● **Given request**:
Reproduce every entry that follows word for word, but omit the images.

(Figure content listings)
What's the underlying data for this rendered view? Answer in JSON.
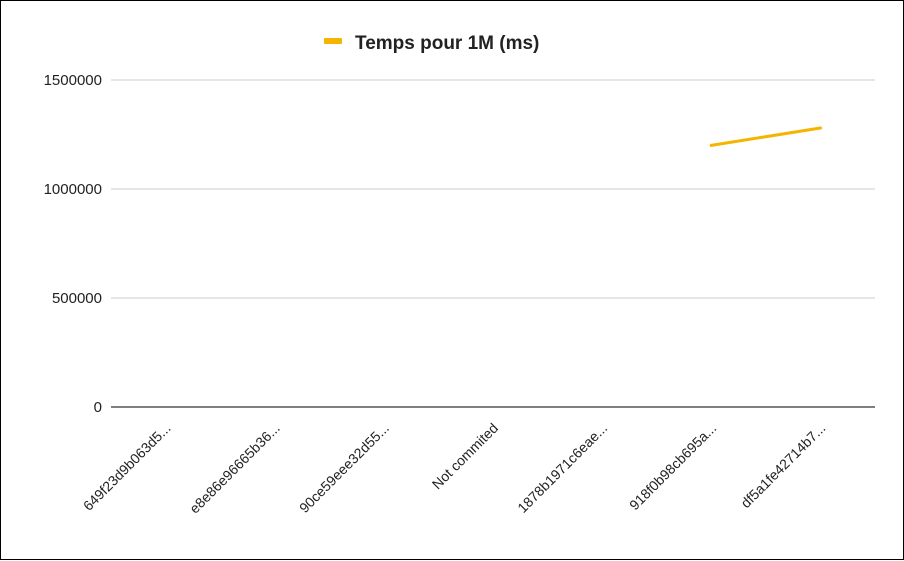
{
  "chart_data": {
    "type": "line",
    "legend": "Temps pour 1M (ms)",
    "legend_position": "top",
    "categories": [
      "649f23d9b063d5...",
      "e8e86e96665b36...",
      "90ce59eee32d55...",
      "Not commited",
      "1878b1971c6eae...",
      "918f0b98cb695a...",
      "df5a1fe42714b7..."
    ],
    "series": [
      {
        "name": "Temps pour 1M (ms)",
        "color": "#F4B400",
        "values": [
          null,
          null,
          null,
          null,
          null,
          1200000,
          1280000
        ]
      }
    ],
    "y_ticks": [
      "0",
      "500000",
      "1000000",
      "1500000"
    ],
    "ylim": [
      0,
      1500000
    ],
    "grid": true
  }
}
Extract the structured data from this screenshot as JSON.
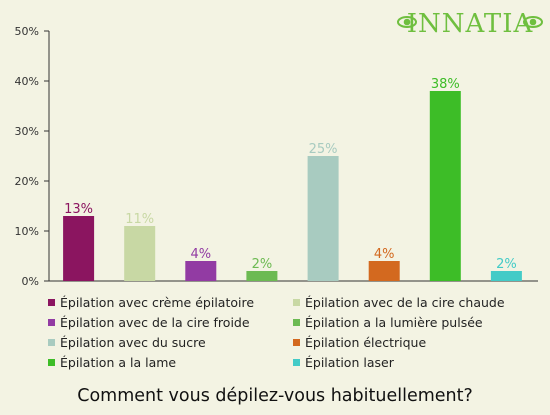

● **Reply**:
What's the underlying data for this rendered view? Answer in JSON.
{
  "chart_data": {
    "type": "line",
    "legend": "Temps pour 1M (ms)",
    "legend_position": "top",
    "categories": [
      "649f23d9b063d5...",
      "e8e86e96665b36...",
      "90ce59eee32d55...",
      "Not commited",
      "1878b1971c6eae...",
      "918f0b98cb695a...",
      "df5a1fe42714b7..."
    ],
    "series": [
      {
        "name": "Temps pour 1M (ms)",
        "color": "#F4B400",
        "values": [
          null,
          null,
          null,
          null,
          null,
          1200000,
          1280000
        ]
      }
    ],
    "y_ticks": [
      "0",
      "500000",
      "1000000",
      "1500000"
    ],
    "ylim": [
      0,
      1500000
    ],
    "grid": true
  }
}
Extract the structured data from this screenshot as JSON.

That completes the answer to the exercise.